__Material for this exercise__

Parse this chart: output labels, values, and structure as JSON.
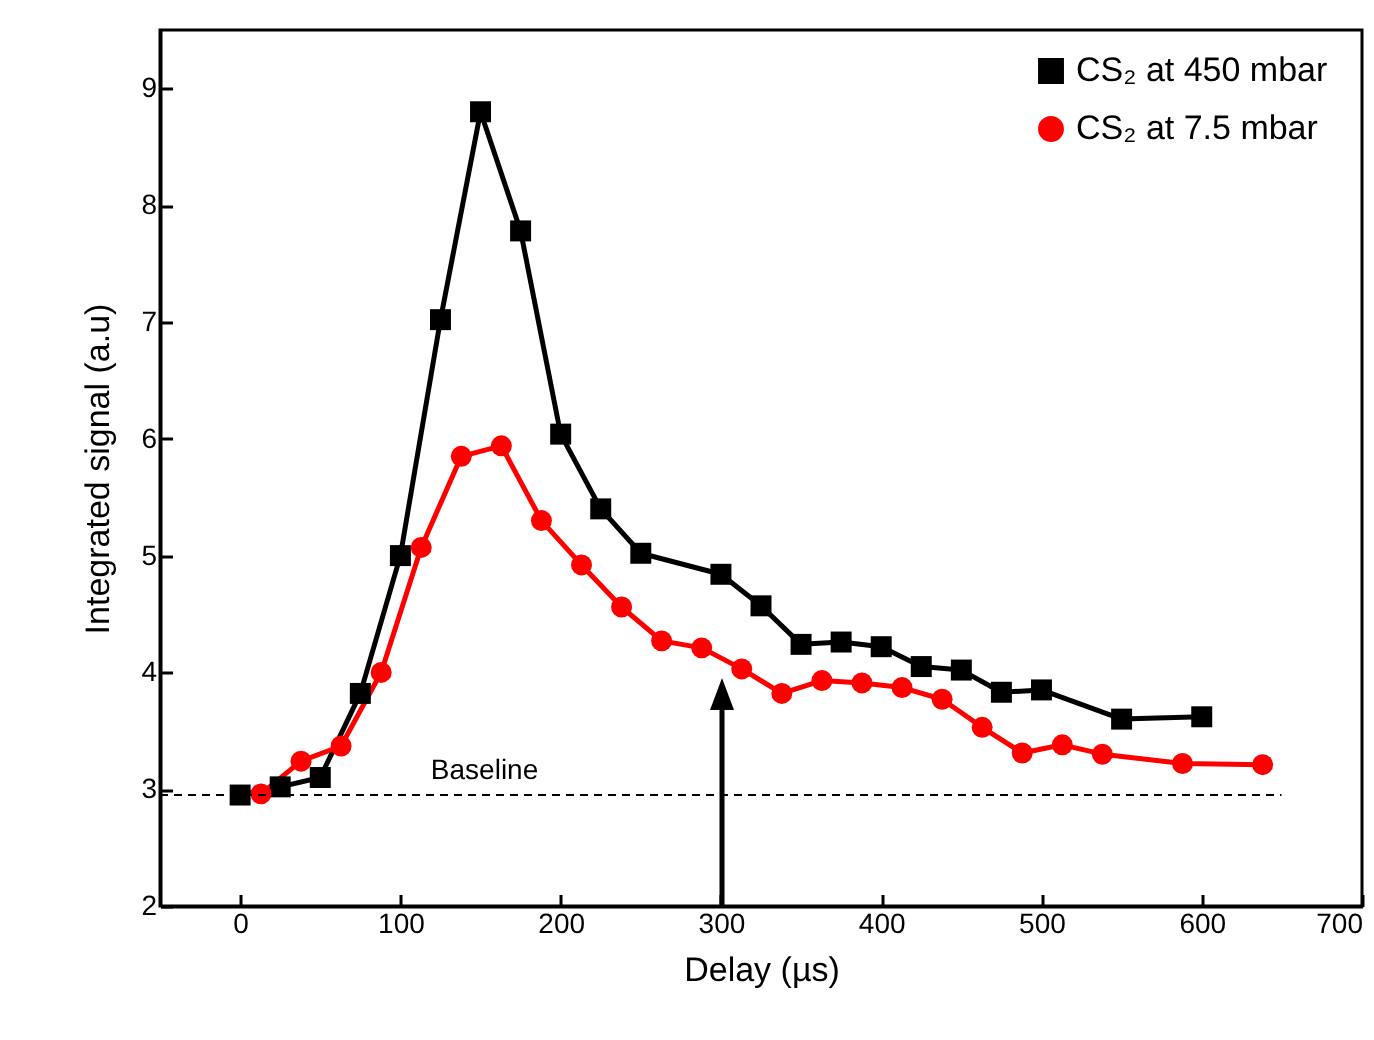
{
  "chart_data": {
    "type": "line",
    "xlabel": "Delay (µs)",
    "ylabel": "Integrated signal (a.u)",
    "xlim": [
      -50,
      700
    ],
    "xticks": [
      0,
      100,
      200,
      300,
      400,
      500,
      600,
      700
    ],
    "ylim": [
      2,
      9.5
    ],
    "yticks": [
      2,
      3,
      4,
      5,
      6,
      7,
      8,
      9
    ],
    "legend": "top right",
    "grid": false,
    "ref_lines": [
      {
        "axis": "y",
        "value": 2.95,
        "label": "Baseline",
        "line_style": "dashed",
        "color": "#000000"
      }
    ],
    "series": [
      {
        "name": "CS₂  at 450 mbar",
        "color": "#000000",
        "marker": "square",
        "x": [
          0,
          25,
          50,
          75,
          100,
          125,
          150,
          175,
          200,
          225,
          250,
          300,
          325,
          350,
          375,
          400,
          425,
          450,
          475,
          500,
          550,
          600
        ],
        "values": [
          2.95,
          3.02,
          3.1,
          3.82,
          5.0,
          7.02,
          8.8,
          7.78,
          6.04,
          5.4,
          5.02,
          4.84,
          4.57,
          4.24,
          4.26,
          4.22,
          4.05,
          4.02,
          3.83,
          3.85,
          3.6,
          3.62
        ]
      },
      {
        "name": "CS₂  at 7.5 mbar",
        "color": "#ff0000",
        "marker": "circle",
        "x": [
          13,
          38,
          63,
          88,
          113,
          138,
          163,
          188,
          213,
          238,
          263,
          288,
          313,
          338,
          363,
          388,
          413,
          438,
          463,
          488,
          513,
          538,
          588,
          638
        ],
        "values": [
          2.96,
          3.24,
          3.37,
          4.0,
          5.07,
          5.85,
          5.94,
          5.3,
          4.92,
          4.56,
          4.27,
          4.21,
          4.03,
          3.82,
          3.93,
          3.91,
          3.87,
          3.77,
          3.53,
          3.31,
          3.38,
          3.3,
          3.22,
          3.21
        ]
      }
    ]
  }
}
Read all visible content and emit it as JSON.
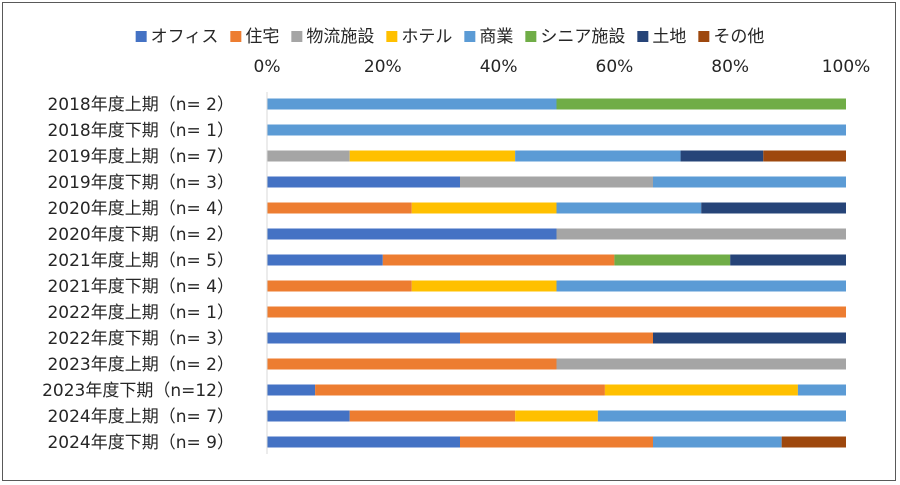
{
  "chart_data": {
    "type": "bar",
    "orientation": "horizontal",
    "stacked": "percent",
    "categories": [
      "2018年度上期（n=  2）",
      "2018年度下期（n=  1）",
      "2019年度上期（n=  7）",
      "2019年度下期（n=  3）",
      "2020年度上期（n=  4）",
      "2020年度下期（n=  2）",
      "2021年度上期（n=  5）",
      "2021年度下期（n=  4）",
      "2022年度上期（n=  1）",
      "2022年度下期（n=  3）",
      "2023年度上期（n=  2）",
      "2023年度下期（n=12）",
      "2024年度上期（n=  7）",
      "2024年度下期（n=  9）"
    ],
    "series": [
      {
        "name": "オフィス",
        "color": "#4472C4",
        "values": [
          0,
          0,
          0,
          33.3,
          0,
          50,
          20,
          0,
          0,
          33.3,
          0,
          8.3,
          14.3,
          33.3
        ]
      },
      {
        "name": "住宅",
        "color": "#ED7D31",
        "values": [
          0,
          0,
          0,
          0,
          25,
          0,
          40,
          25,
          100,
          33.3,
          50,
          50,
          28.6,
          33.3
        ]
      },
      {
        "name": "物流施設",
        "color": "#A5A5A5",
        "values": [
          0,
          0,
          14.3,
          33.3,
          0,
          50,
          0,
          0,
          0,
          0,
          50,
          0,
          0,
          0
        ]
      },
      {
        "name": "ホテル",
        "color": "#FFC000",
        "values": [
          0,
          0,
          28.6,
          0,
          25,
          0,
          0,
          25,
          0,
          0,
          0,
          33.3,
          14.3,
          0
        ]
      },
      {
        "name": "商業",
        "color": "#5B9BD5",
        "values": [
          50,
          100,
          28.6,
          33.3,
          25,
          0,
          0,
          50,
          0,
          0,
          0,
          8.3,
          42.9,
          22.2
        ]
      },
      {
        "name": "シニア施設",
        "color": "#70AD47",
        "values": [
          50,
          0,
          0,
          0,
          0,
          0,
          20,
          0,
          0,
          0,
          0,
          0,
          0,
          0
        ]
      },
      {
        "name": "土地",
        "color": "#264478",
        "values": [
          0,
          0,
          14.3,
          0,
          25,
          0,
          20,
          0,
          0,
          33.3,
          0,
          0,
          0,
          0
        ]
      },
      {
        "name": "その他",
        "color": "#9E480E",
        "values": [
          0,
          0,
          14.3,
          0,
          0,
          0,
          0,
          0,
          0,
          0,
          0,
          0,
          0,
          11.1
        ]
      }
    ],
    "xlim": [
      0,
      100
    ],
    "x_ticks": [
      "0%",
      "20%",
      "40%",
      "60%",
      "80%",
      "100%"
    ],
    "x_tick_position": "top",
    "legend_position": "top",
    "grid": false,
    "title": "",
    "xlabel": "",
    "ylabel": ""
  }
}
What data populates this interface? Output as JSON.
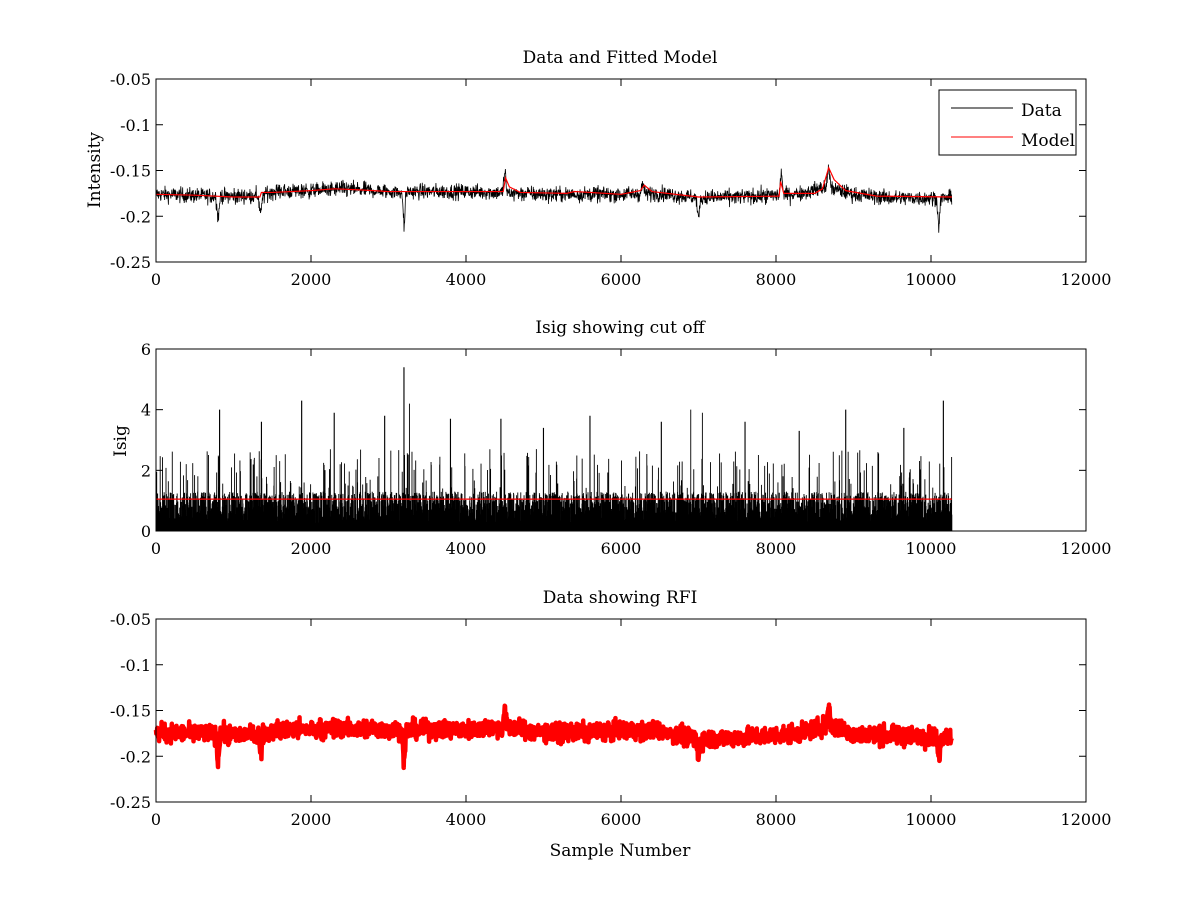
{
  "chart_data": [
    {
      "id": "panel1",
      "type": "line",
      "title": "Data and Fitted Model",
      "xlabel": "",
      "ylabel": "Intensity",
      "xlim": [
        0,
        12000
      ],
      "ylim": [
        -0.25,
        -0.05
      ],
      "y_reversed": true,
      "xticks": [
        0,
        2000,
        4000,
        6000,
        8000,
        10000,
        12000
      ],
      "xtick_labels": [
        "0",
        "2000",
        "4000",
        "6000",
        "8000",
        "10000",
        "12000"
      ],
      "yticks": [
        -0.05,
        -0.1,
        -0.15,
        -0.2,
        -0.25
      ],
      "ytick_labels": [
        "-0.05",
        "-0.1",
        "-0.15",
        "-0.2",
        "-0.25"
      ],
      "grid": false,
      "legend": {
        "placement": "top-right",
        "entries": [
          {
            "label": "Data",
            "color": "#000000"
          },
          {
            "label": "Model",
            "color": "#ff0000"
          }
        ]
      },
      "series": [
        {
          "name": "Data",
          "color": "#000000",
          "style": "noisy-line",
          "x_range": [
            0,
            10270
          ],
          "n_points": 10270,
          "baseline": [
            [
              0,
              -0.176
            ],
            [
              800,
              -0.178
            ],
            [
              1350,
              -0.178
            ],
            [
              1500,
              -0.173
            ],
            [
              2000,
              -0.172
            ],
            [
              2400,
              -0.17
            ],
            [
              3000,
              -0.173
            ],
            [
              4000,
              -0.173
            ],
            [
              4400,
              -0.174
            ],
            [
              5000,
              -0.176
            ],
            [
              5500,
              -0.176
            ],
            [
              6000,
              -0.176
            ],
            [
              6500,
              -0.175
            ],
            [
              7000,
              -0.18
            ],
            [
              7800,
              -0.178
            ],
            [
              8300,
              -0.175
            ],
            [
              8650,
              -0.168
            ],
            [
              9000,
              -0.176
            ],
            [
              9500,
              -0.18
            ],
            [
              10270,
              -0.18
            ]
          ],
          "noise_amplitude": 0.006,
          "peaks": [
            [
              4500,
              -0.145
            ],
            [
              6280,
              -0.163
            ],
            [
              8070,
              -0.146
            ],
            [
              8680,
              -0.138
            ]
          ],
          "dips": [
            [
              800,
              -0.212
            ],
            [
              1350,
              -0.207
            ],
            [
              3200,
              -0.218
            ],
            [
              7000,
              -0.21
            ],
            [
              10100,
              -0.215
            ]
          ]
        },
        {
          "name": "Model",
          "color": "#ff0000",
          "style": "line",
          "points": [
            [
              0,
              -0.176
            ],
            [
              500,
              -0.177
            ],
            [
              1000,
              -0.179
            ],
            [
              1340,
              -0.179
            ],
            [
              1360,
              -0.174
            ],
            [
              1500,
              -0.174
            ],
            [
              2000,
              -0.172
            ],
            [
              2300,
              -0.17
            ],
            [
              2600,
              -0.171
            ],
            [
              3000,
              -0.173
            ],
            [
              3500,
              -0.173
            ],
            [
              4000,
              -0.173
            ],
            [
              4480,
              -0.173
            ],
            [
              4510,
              -0.158
            ],
            [
              4560,
              -0.168
            ],
            [
              4700,
              -0.174
            ],
            [
              5300,
              -0.175
            ],
            [
              5400,
              -0.173
            ],
            [
              6000,
              -0.176
            ],
            [
              6250,
              -0.172
            ],
            [
              6300,
              -0.166
            ],
            [
              6400,
              -0.173
            ],
            [
              7000,
              -0.179
            ],
            [
              8040,
              -0.178
            ],
            [
              8060,
              -0.162
            ],
            [
              8100,
              -0.175
            ],
            [
              8500,
              -0.175
            ],
            [
              8600,
              -0.17
            ],
            [
              8680,
              -0.147
            ],
            [
              8750,
              -0.16
            ],
            [
              8900,
              -0.172
            ],
            [
              9300,
              -0.178
            ],
            [
              10270,
              -0.179
            ]
          ]
        }
      ]
    },
    {
      "id": "panel2",
      "type": "line",
      "title": "Isig showing cut off",
      "xlabel": "",
      "ylabel": "Isig",
      "xlim": [
        0,
        12000
      ],
      "ylim": [
        0,
        6
      ],
      "y_reversed": false,
      "xticks": [
        0,
        2000,
        4000,
        6000,
        8000,
        10000,
        12000
      ],
      "xtick_labels": [
        "0",
        "2000",
        "4000",
        "6000",
        "8000",
        "10000",
        "12000"
      ],
      "yticks": [
        0,
        2,
        4,
        6
      ],
      "ytick_labels": [
        "0",
        "2",
        "4",
        "6"
      ],
      "grid": false,
      "series": [
        {
          "name": "Isig",
          "color": "#000000",
          "style": "noisy-spikes",
          "x_range": [
            0,
            10270
          ],
          "n_points": 10270,
          "typical_max": 1.3,
          "tall_spikes": [
            [
              820,
              4.0
            ],
            [
              1360,
              3.6
            ],
            [
              1880,
              4.3
            ],
            [
              2300,
              3.9
            ],
            [
              2950,
              3.8
            ],
            [
              3200,
              5.4
            ],
            [
              3270,
              4.2
            ],
            [
              3800,
              3.7
            ],
            [
              4450,
              3.7
            ],
            [
              5000,
              3.4
            ],
            [
              5600,
              3.8
            ],
            [
              6520,
              3.6
            ],
            [
              6900,
              4.0
            ],
            [
              7050,
              3.9
            ],
            [
              7600,
              3.6
            ],
            [
              8300,
              3.3
            ],
            [
              8900,
              4.0
            ],
            [
              9650,
              3.4
            ],
            [
              10160,
              4.3
            ]
          ]
        },
        {
          "name": "Cut off",
          "color": "#ff0000",
          "style": "line",
          "points": [
            [
              0,
              1.05
            ],
            [
              10270,
              1.05
            ]
          ]
        }
      ]
    },
    {
      "id": "panel3",
      "type": "scatter",
      "title": "Data showing RFI",
      "xlabel": "Sample Number",
      "ylabel": "",
      "xlim": [
        0,
        12000
      ],
      "ylim": [
        -0.25,
        -0.05
      ],
      "y_reversed": true,
      "xticks": [
        0,
        2000,
        4000,
        6000,
        8000,
        10000,
        12000
      ],
      "xtick_labels": [
        "0",
        "2000",
        "4000",
        "6000",
        "8000",
        "10000",
        "12000"
      ],
      "yticks": [
        -0.05,
        -0.1,
        -0.15,
        -0.2,
        -0.25
      ],
      "ytick_labels": [
        "-0.05",
        "-0.1",
        "-0.15",
        "-0.2",
        "-0.25"
      ],
      "grid": false,
      "series": [
        {
          "name": "RFI",
          "color": "#ff0000",
          "style": "dense-markers",
          "marker": "diamond",
          "x_range": [
            0,
            10270
          ],
          "n_points": 10270,
          "baseline": [
            [
              0,
              -0.174
            ],
            [
              800,
              -0.176
            ],
            [
              1350,
              -0.176
            ],
            [
              1500,
              -0.172
            ],
            [
              2000,
              -0.171
            ],
            [
              2400,
              -0.169
            ],
            [
              3000,
              -0.171
            ],
            [
              4000,
              -0.171
            ],
            [
              4500,
              -0.168
            ],
            [
              5000,
              -0.174
            ],
            [
              5500,
              -0.174
            ],
            [
              6000,
              -0.172
            ],
            [
              6500,
              -0.172
            ],
            [
              7000,
              -0.182
            ],
            [
              7800,
              -0.178
            ],
            [
              8300,
              -0.175
            ],
            [
              8650,
              -0.166
            ],
            [
              9000,
              -0.176
            ],
            [
              9500,
              -0.178
            ],
            [
              10270,
              -0.178
            ]
          ],
          "noise_amplitude": 0.007,
          "peaks": [
            [
              4500,
              -0.146
            ],
            [
              8680,
              -0.138
            ]
          ],
          "dips": [
            [
              800,
              -0.212
            ],
            [
              1350,
              -0.205
            ],
            [
              3200,
              -0.212
            ],
            [
              7000,
              -0.207
            ],
            [
              10100,
              -0.21
            ]
          ]
        }
      ]
    }
  ]
}
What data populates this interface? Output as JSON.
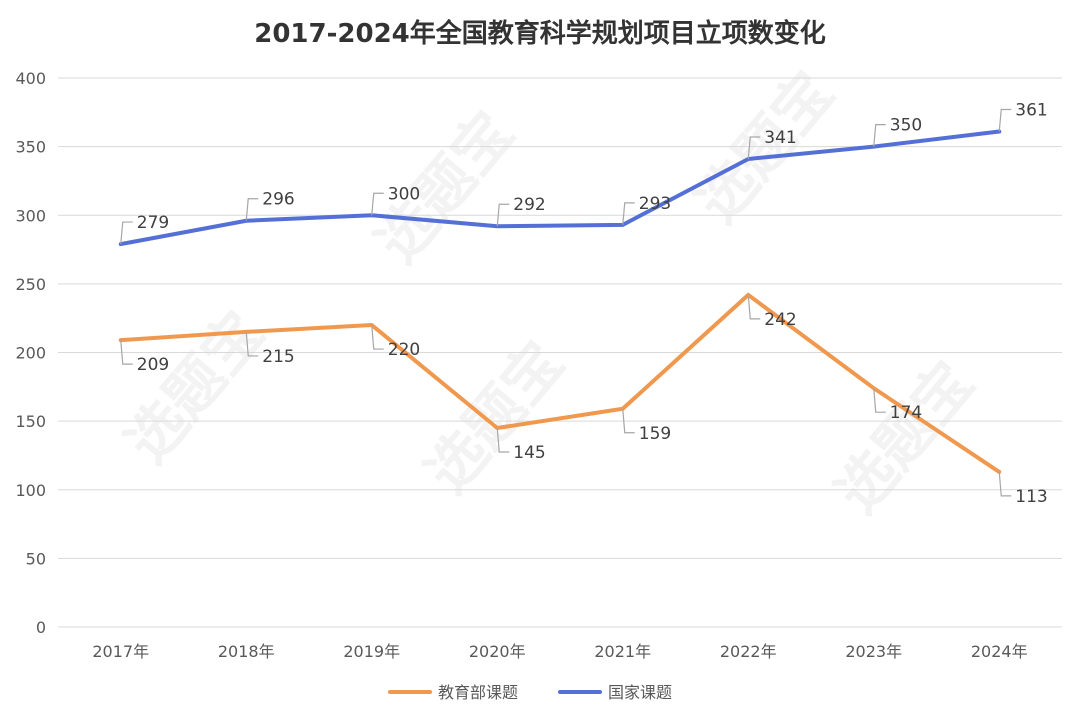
{
  "chart_data": {
    "type": "line",
    "title": "2017-2024年全国教育科学规划项目立项数变化",
    "categories": [
      "2017年",
      "2018年",
      "2019年",
      "2020年",
      "2021年",
      "2022年",
      "2023年",
      "2024年"
    ],
    "series": [
      {
        "name": "教育部课题",
        "color": "#F0994E",
        "values": [
          209,
          215,
          220,
          145,
          159,
          242,
          174,
          113
        ],
        "label_position": "below"
      },
      {
        "name": "国家课题",
        "color": "#5470D6",
        "values": [
          279,
          296,
          300,
          292,
          293,
          341,
          350,
          361
        ],
        "label_position": "above"
      }
    ],
    "xlabel": "",
    "ylabel": "",
    "ylim": [
      0,
      400
    ],
    "yticks": [
      0,
      50,
      100,
      150,
      200,
      250,
      300,
      350,
      400
    ],
    "grid": true,
    "legend": "bottom-center",
    "gridline_color": "#d9d9d9"
  },
  "watermark": {
    "text": "选题宝"
  }
}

__Task to carry out__
Your task is to collect every line above that contains the word "showing".

__Result__
      "title": "Isig showing cut off",
      "title": "Data showing RFI",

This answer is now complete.